> _TO DO_
Please copy every line of the records below that holds the word "text".

##########

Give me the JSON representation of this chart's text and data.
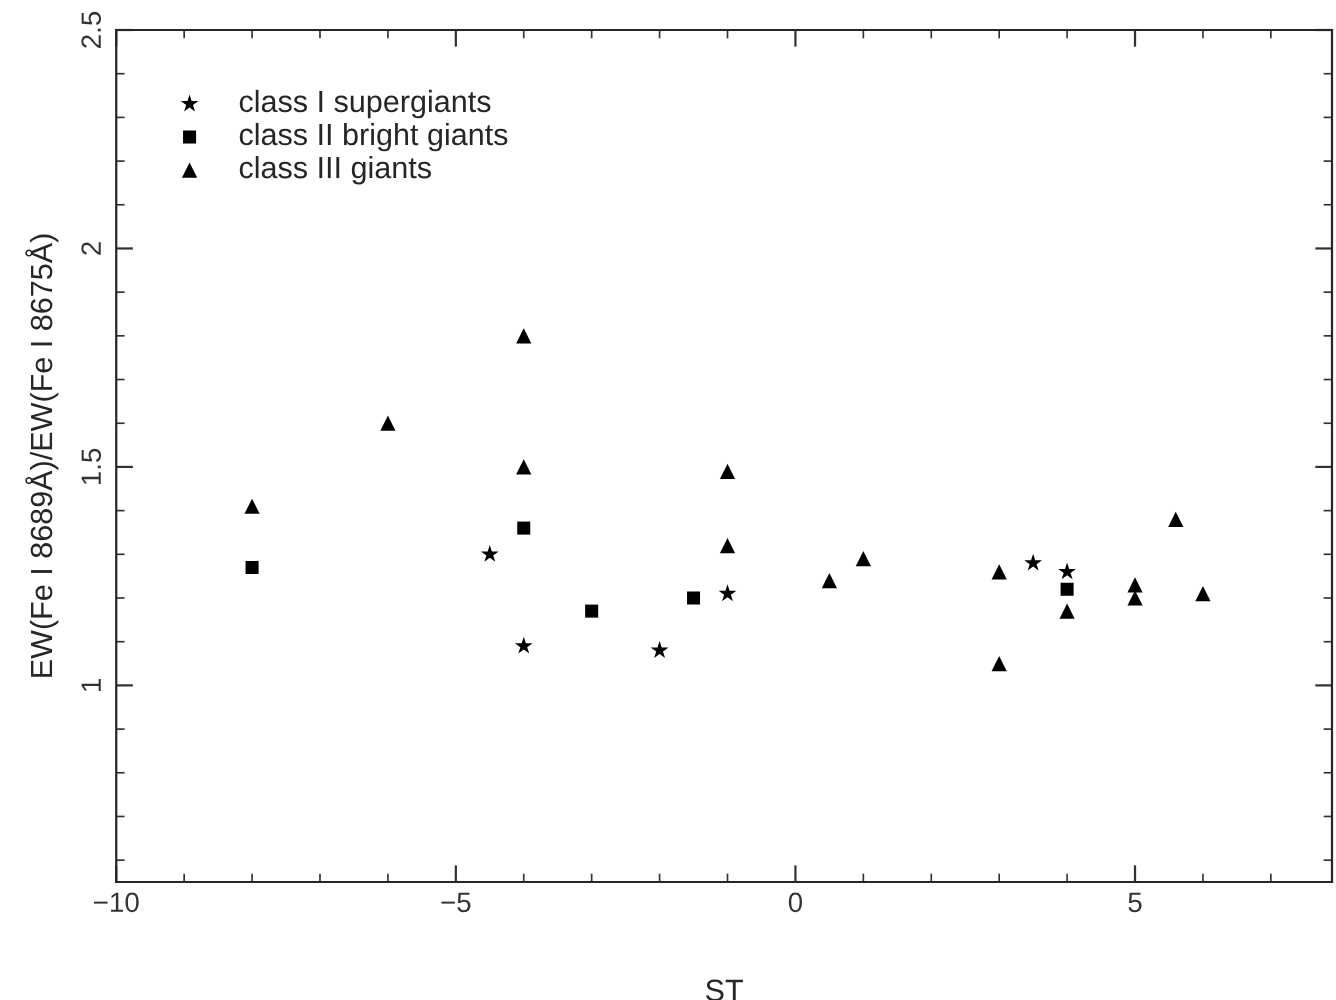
{
  "chart_data": {
    "type": "scatter",
    "xlabel": "ST",
    "ylabel": "EW(Fe I 8689Å)/EW(Fe I 8675Å)",
    "xlim": [
      -10,
      7.9
    ],
    "xticks": [
      {
        "value": -10,
        "label": "−10"
      },
      {
        "value": -5,
        "label": "−5"
      },
      0,
      5
    ],
    "ylim": [
      0.55,
      2.5
    ],
    "yticks": [
      1,
      1.5,
      2,
      2.5
    ],
    "legend": "top left",
    "grid": false,
    "series": [
      {
        "name": "class I supergiants",
        "color": "#000000",
        "marker": "star",
        "x": [
          -4.5,
          -4.0,
          -2.0,
          -1.0,
          3.5,
          4.0
        ],
        "values": [
          1.3,
          1.09,
          1.08,
          1.21,
          1.28,
          1.26
        ]
      },
      {
        "name": "class II bright giants",
        "color": "#000000",
        "marker": "square",
        "x": [
          -8.0,
          -4.0,
          -3.0,
          -1.5,
          4.0
        ],
        "values": [
          1.27,
          1.36,
          1.17,
          1.2,
          1.22
        ]
      },
      {
        "name": "class III giants",
        "color": "#000000",
        "marker": "triangle",
        "x": [
          -8.0,
          -6.0,
          -4.0,
          -4.0,
          -1.0,
          -1.0,
          0.5,
          1.0,
          3.0,
          3.0,
          4.0,
          5.0,
          5.0,
          5.6,
          6.0
        ],
        "values": [
          1.41,
          1.6,
          1.8,
          1.5,
          1.49,
          1.32,
          1.24,
          1.29,
          1.26,
          1.05,
          1.17,
          1.23,
          1.2,
          1.38,
          1.21
        ]
      }
    ]
  }
}
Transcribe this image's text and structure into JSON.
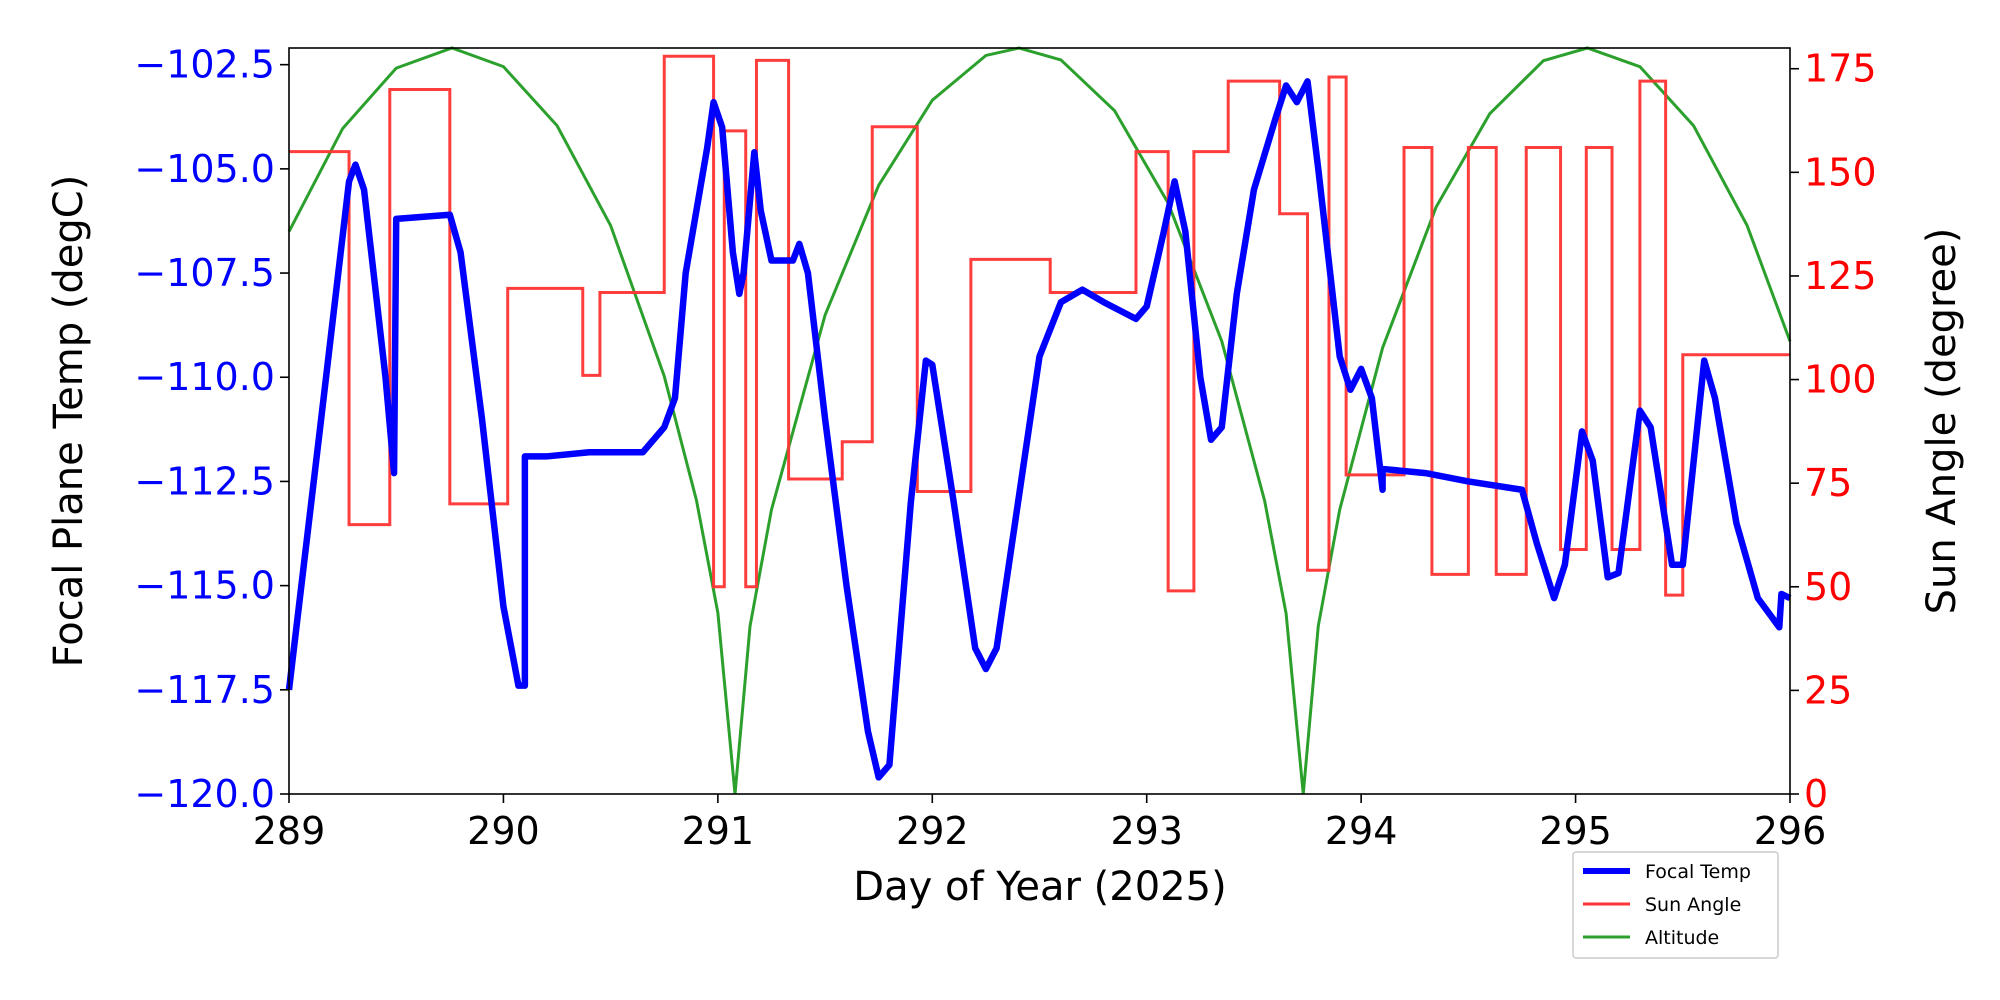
{
  "chart_data": {
    "type": "line",
    "xlabel": "Day of Year (2025)",
    "ylabel_left": "Focal Plane Temp (degC)",
    "ylabel_right": "Sun Angle (degree)",
    "xlim": [
      289,
      296
    ],
    "ylim_left": [
      -120.0,
      -102.1
    ],
    "ylim_right": [
      0,
      180
    ],
    "altitude_range": [
      0,
      1
    ],
    "x_ticks": [
      "289",
      "290",
      "291",
      "292",
      "293",
      "294",
      "295",
      "296"
    ],
    "x_tick_values": [
      289,
      290,
      291,
      292,
      293,
      294,
      295,
      296
    ],
    "y_left_ticks": [
      "−102.5",
      "−105.0",
      "−107.5",
      "−110.0",
      "−112.5",
      "−115.0",
      "−117.5",
      "−120.0"
    ],
    "y_left_tick_values": [
      -102.5,
      -105.0,
      -107.5,
      -110.0,
      -112.5,
      -115.0,
      -117.5,
      -120.0
    ],
    "y_right_ticks": [
      "175",
      "150",
      "125",
      "100",
      "75",
      "50",
      "25",
      "0"
    ],
    "y_right_tick_values": [
      175,
      150,
      125,
      100,
      75,
      50,
      25,
      0
    ],
    "legend": {
      "placement": "lower-right outside",
      "entries": [
        "Focal Temp",
        "Sun Angle",
        "Altitude"
      ]
    },
    "colors": {
      "focal": "#0000ff",
      "sun": "#ff3333",
      "altitude": "#2ca02c",
      "left_axis": "#0000ff",
      "right_axis": "#ff0000"
    },
    "series": [
      {
        "name": "Focal Temp",
        "axis": "left",
        "points": [
          [
            289.0,
            -117.5
          ],
          [
            289.15,
            -111
          ],
          [
            289.28,
            -105.3
          ],
          [
            289.31,
            -104.9
          ],
          [
            289.35,
            -105.5
          ],
          [
            289.45,
            -110
          ],
          [
            289.49,
            -112.3
          ],
          [
            289.5,
            -106.2
          ],
          [
            289.75,
            -106.1
          ],
          [
            289.8,
            -107
          ],
          [
            289.9,
            -111
          ],
          [
            290.0,
            -115.5
          ],
          [
            290.07,
            -117.4
          ],
          [
            290.1,
            -117.4
          ],
          [
            290.1,
            -111.9
          ],
          [
            290.2,
            -111.9
          ],
          [
            290.4,
            -111.8
          ],
          [
            290.65,
            -111.8
          ],
          [
            290.75,
            -111.2
          ],
          [
            290.8,
            -110.5
          ],
          [
            290.85,
            -107.5
          ],
          [
            290.95,
            -104.5
          ],
          [
            290.98,
            -103.4
          ],
          [
            291.02,
            -104
          ],
          [
            291.07,
            -107
          ],
          [
            291.1,
            -108
          ],
          [
            291.12,
            -107.5
          ],
          [
            291.17,
            -104.6
          ],
          [
            291.2,
            -106
          ],
          [
            291.25,
            -107.2
          ],
          [
            291.35,
            -107.2
          ],
          [
            291.38,
            -106.8
          ],
          [
            291.42,
            -107.5
          ],
          [
            291.5,
            -111
          ],
          [
            291.6,
            -115
          ],
          [
            291.7,
            -118.5
          ],
          [
            291.75,
            -119.6
          ],
          [
            291.8,
            -119.3
          ],
          [
            291.9,
            -113
          ],
          [
            291.97,
            -109.6
          ],
          [
            292.0,
            -109.7
          ],
          [
            292.1,
            -113
          ],
          [
            292.2,
            -116.5
          ],
          [
            292.25,
            -117
          ],
          [
            292.3,
            -116.5
          ],
          [
            292.4,
            -113
          ],
          [
            292.5,
            -109.5
          ],
          [
            292.6,
            -108.2
          ],
          [
            292.7,
            -107.9
          ],
          [
            292.8,
            -108.2
          ],
          [
            292.95,
            -108.6
          ],
          [
            293.0,
            -108.3
          ],
          [
            293.08,
            -106.5
          ],
          [
            293.13,
            -105.3
          ],
          [
            293.18,
            -106.5
          ],
          [
            293.25,
            -110
          ],
          [
            293.3,
            -111.5
          ],
          [
            293.35,
            -111.2
          ],
          [
            293.42,
            -108
          ],
          [
            293.5,
            -105.5
          ],
          [
            293.6,
            -103.8
          ],
          [
            293.65,
            -103
          ],
          [
            293.7,
            -103.4
          ],
          [
            293.75,
            -102.9
          ],
          [
            293.8,
            -105
          ],
          [
            293.9,
            -109.5
          ],
          [
            293.95,
            -110.3
          ],
          [
            294.0,
            -109.8
          ],
          [
            294.05,
            -110.5
          ],
          [
            294.1,
            -112.7
          ],
          [
            294.1,
            -112.2
          ],
          [
            294.3,
            -112.3
          ],
          [
            294.5,
            -112.5
          ],
          [
            294.75,
            -112.7
          ],
          [
            294.82,
            -114
          ],
          [
            294.9,
            -115.3
          ],
          [
            294.95,
            -114.5
          ],
          [
            295.03,
            -111.3
          ],
          [
            295.08,
            -112
          ],
          [
            295.15,
            -114.8
          ],
          [
            295.2,
            -114.7
          ],
          [
            295.3,
            -110.8
          ],
          [
            295.35,
            -111.2
          ],
          [
            295.45,
            -114.5
          ],
          [
            295.5,
            -114.5
          ],
          [
            295.6,
            -109.6
          ],
          [
            295.65,
            -110.5
          ],
          [
            295.75,
            -113.5
          ],
          [
            295.85,
            -115.3
          ],
          [
            295.95,
            -116
          ],
          [
            295.96,
            -115.2
          ],
          [
            296.0,
            -115.3
          ]
        ]
      },
      {
        "name": "Sun Angle",
        "axis": "right",
        "steps": [
          [
            289.0,
            155
          ],
          [
            289.28,
            65
          ],
          [
            289.47,
            170
          ],
          [
            289.75,
            70
          ],
          [
            290.02,
            122
          ],
          [
            290.37,
            101
          ],
          [
            290.45,
            121
          ],
          [
            290.75,
            178
          ],
          [
            290.98,
            50
          ],
          [
            291.03,
            160
          ],
          [
            291.13,
            50
          ],
          [
            291.18,
            177
          ],
          [
            291.33,
            76
          ],
          [
            291.58,
            85
          ],
          [
            291.72,
            161
          ],
          [
            291.93,
            73
          ],
          [
            292.18,
            129
          ],
          [
            292.55,
            121
          ],
          [
            292.95,
            155
          ],
          [
            293.1,
            49
          ],
          [
            293.22,
            155
          ],
          [
            293.38,
            172
          ],
          [
            293.62,
            140
          ],
          [
            293.75,
            54
          ],
          [
            293.85,
            173
          ],
          [
            293.93,
            77
          ],
          [
            294.2,
            156
          ],
          [
            294.33,
            53
          ],
          [
            294.5,
            156
          ],
          [
            294.63,
            53
          ],
          [
            294.77,
            156
          ],
          [
            294.93,
            59
          ],
          [
            295.05,
            156
          ],
          [
            295.17,
            59
          ],
          [
            295.3,
            172
          ],
          [
            295.42,
            48
          ],
          [
            295.5,
            106
          ],
          [
            296.0,
            106
          ]
        ]
      },
      {
        "name": "Altitude",
        "axis": "none",
        "points": [
          [
            289.0,
            0.754
          ],
          [
            289.25,
            0.892
          ],
          [
            289.5,
            0.973
          ],
          [
            289.76,
            1.0
          ],
          [
            290.0,
            0.975
          ],
          [
            290.25,
            0.896
          ],
          [
            290.5,
            0.762
          ],
          [
            290.75,
            0.56
          ],
          [
            290.9,
            0.394
          ],
          [
            291.0,
            0.243
          ],
          [
            291.08,
            0
          ],
          [
            291.15,
            0.225
          ],
          [
            291.25,
            0.381
          ],
          [
            291.5,
            0.642
          ],
          [
            291.75,
            0.816
          ],
          [
            292.0,
            0.93
          ],
          [
            292.25,
            0.99
          ],
          [
            292.405,
            1.0
          ],
          [
            292.6,
            0.984
          ],
          [
            292.85,
            0.916
          ],
          [
            293.1,
            0.792
          ],
          [
            293.35,
            0.607
          ],
          [
            293.55,
            0.393
          ],
          [
            293.65,
            0.242
          ],
          [
            293.73,
            0
          ],
          [
            293.8,
            0.225
          ],
          [
            293.9,
            0.381
          ],
          [
            294.1,
            0.598
          ],
          [
            294.35,
            0.787
          ],
          [
            294.6,
            0.912
          ],
          [
            294.85,
            0.983
          ],
          [
            295.055,
            1.0
          ],
          [
            295.3,
            0.975
          ],
          [
            295.55,
            0.896
          ],
          [
            295.8,
            0.762
          ],
          [
            296.0,
            0.607
          ]
        ]
      }
    ]
  }
}
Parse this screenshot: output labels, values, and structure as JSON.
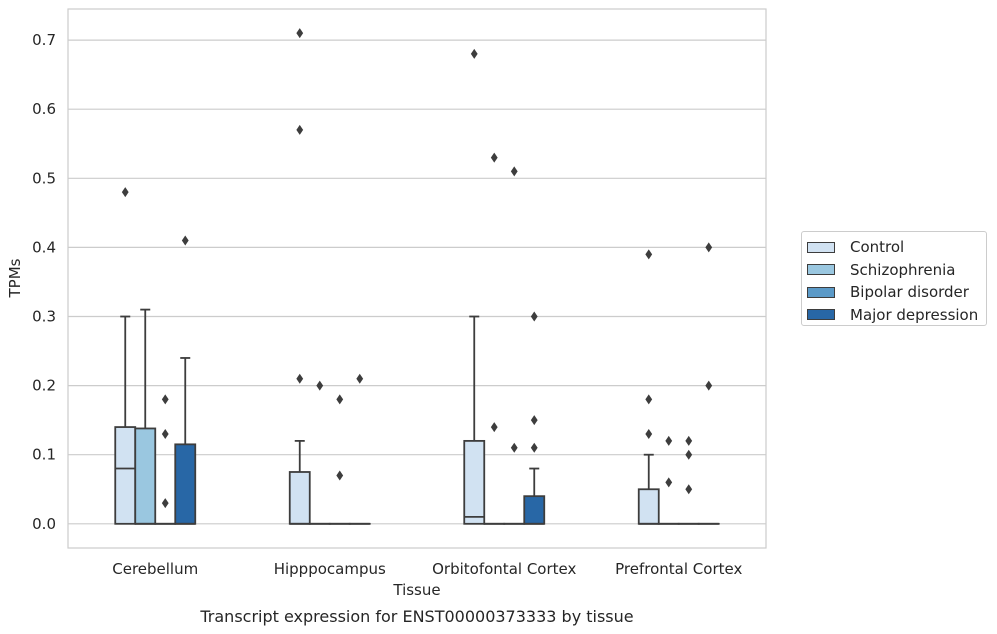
{
  "chart_data": {
    "type": "box",
    "xlabel": "Tissue",
    "ylabel": "TPMs",
    "caption": "Transcript expression for ENST00000373333 by tissue",
    "ylim": [
      -0.035,
      0.745
    ],
    "yticks": [
      0.0,
      0.1,
      0.2,
      0.3,
      0.4,
      0.5,
      0.6,
      0.7
    ],
    "ytick_labels": [
      "0.0",
      "0.1",
      "0.2",
      "0.3",
      "0.4",
      "0.5",
      "0.6",
      "0.7"
    ],
    "categories": [
      "Cerebellum",
      "Hipppocampus",
      "Orbitofontal Cortex",
      "Prefrontal Cortex"
    ],
    "grid": "horizontal",
    "legend_position": "right",
    "series": [
      {
        "name": "Control",
        "color": "#d1e2f2",
        "boxes": [
          {
            "q1": 0.0,
            "median": 0.08,
            "q3": 0.14,
            "whisker_low": 0.0,
            "whisker_high": 0.3,
            "outliers": [
              0.48
            ]
          },
          {
            "q1": 0.0,
            "median": 0.0,
            "q3": 0.075,
            "whisker_low": 0.0,
            "whisker_high": 0.12,
            "outliers": [
              0.21,
              0.57,
              0.71
            ]
          },
          {
            "q1": 0.0,
            "median": 0.01,
            "q3": 0.12,
            "whisker_low": 0.0,
            "whisker_high": 0.3,
            "outliers": [
              0.68
            ]
          },
          {
            "q1": 0.0,
            "median": 0.0,
            "q3": 0.05,
            "whisker_low": 0.0,
            "whisker_high": 0.1,
            "outliers": [
              0.13,
              0.18,
              0.39
            ]
          }
        ]
      },
      {
        "name": "Schizophrenia",
        "color": "#9ac7e0",
        "boxes": [
          {
            "q1": 0.0,
            "median": 0.0,
            "q3": 0.138,
            "whisker_low": 0.0,
            "whisker_high": 0.31,
            "outliers": []
          },
          {
            "q1": 0.0,
            "median": 0.0,
            "q3": 0.0,
            "whisker_low": 0.0,
            "whisker_high": 0.0,
            "outliers": [
              0.2
            ]
          },
          {
            "q1": 0.0,
            "median": 0.0,
            "q3": 0.0,
            "whisker_low": 0.0,
            "whisker_high": 0.0,
            "outliers": [
              0.14,
              0.53
            ]
          },
          {
            "q1": 0.0,
            "median": 0.0,
            "q3": 0.0,
            "whisker_low": 0.0,
            "whisker_high": 0.0,
            "outliers": [
              0.06,
              0.12
            ]
          }
        ]
      },
      {
        "name": "Bipolar disorder",
        "color": "#5b9ac8",
        "boxes": [
          {
            "q1": 0.0,
            "median": 0.0,
            "q3": 0.0,
            "whisker_low": 0.0,
            "whisker_high": 0.0,
            "outliers": [
              0.03,
              0.13,
              0.18
            ]
          },
          {
            "q1": 0.0,
            "median": 0.0,
            "q3": 0.0,
            "whisker_low": 0.0,
            "whisker_high": 0.0,
            "outliers": [
              0.07,
              0.18
            ]
          },
          {
            "q1": 0.0,
            "median": 0.0,
            "q3": 0.0,
            "whisker_low": 0.0,
            "whisker_high": 0.0,
            "outliers": [
              0.11,
              0.51
            ]
          },
          {
            "q1": 0.0,
            "median": 0.0,
            "q3": 0.0,
            "whisker_low": 0.0,
            "whisker_high": 0.0,
            "outliers": [
              0.05,
              0.1,
              0.12
            ]
          }
        ]
      },
      {
        "name": "Major depression",
        "color": "#2867a6",
        "boxes": [
          {
            "q1": 0.0,
            "median": 0.0,
            "q3": 0.115,
            "whisker_low": 0.0,
            "whisker_high": 0.24,
            "outliers": [
              0.41
            ]
          },
          {
            "q1": 0.0,
            "median": 0.0,
            "q3": 0.0,
            "whisker_low": 0.0,
            "whisker_high": 0.0,
            "outliers": [
              0.21
            ]
          },
          {
            "q1": 0.0,
            "median": 0.0,
            "q3": 0.04,
            "whisker_low": 0.0,
            "whisker_high": 0.08,
            "outliers": [
              0.11,
              0.15,
              0.3
            ]
          },
          {
            "q1": 0.0,
            "median": 0.0,
            "q3": 0.0,
            "whisker_low": 0.0,
            "whisker_high": 0.0,
            "outliers": [
              0.2,
              0.4
            ]
          }
        ]
      }
    ]
  }
}
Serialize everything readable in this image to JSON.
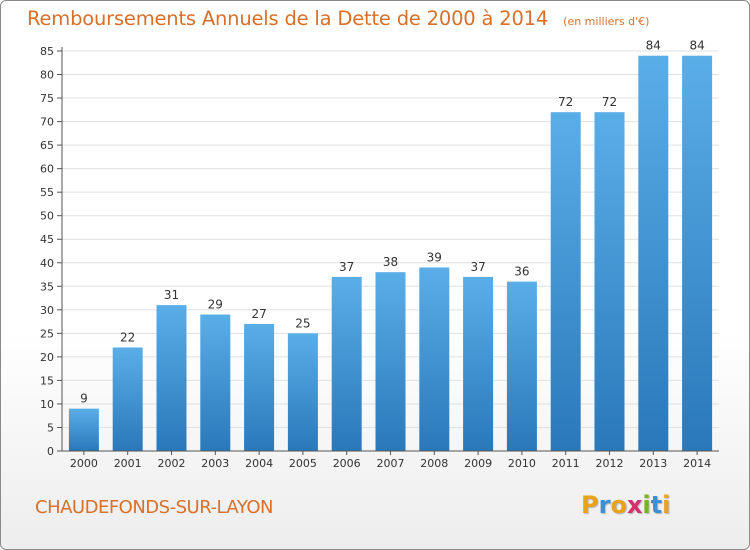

##########

> _SOLUTION TO THIS EXERCISE_
Give me the JSON representation of this chart's text and data.
Transcribe this image's text and structure into JSON.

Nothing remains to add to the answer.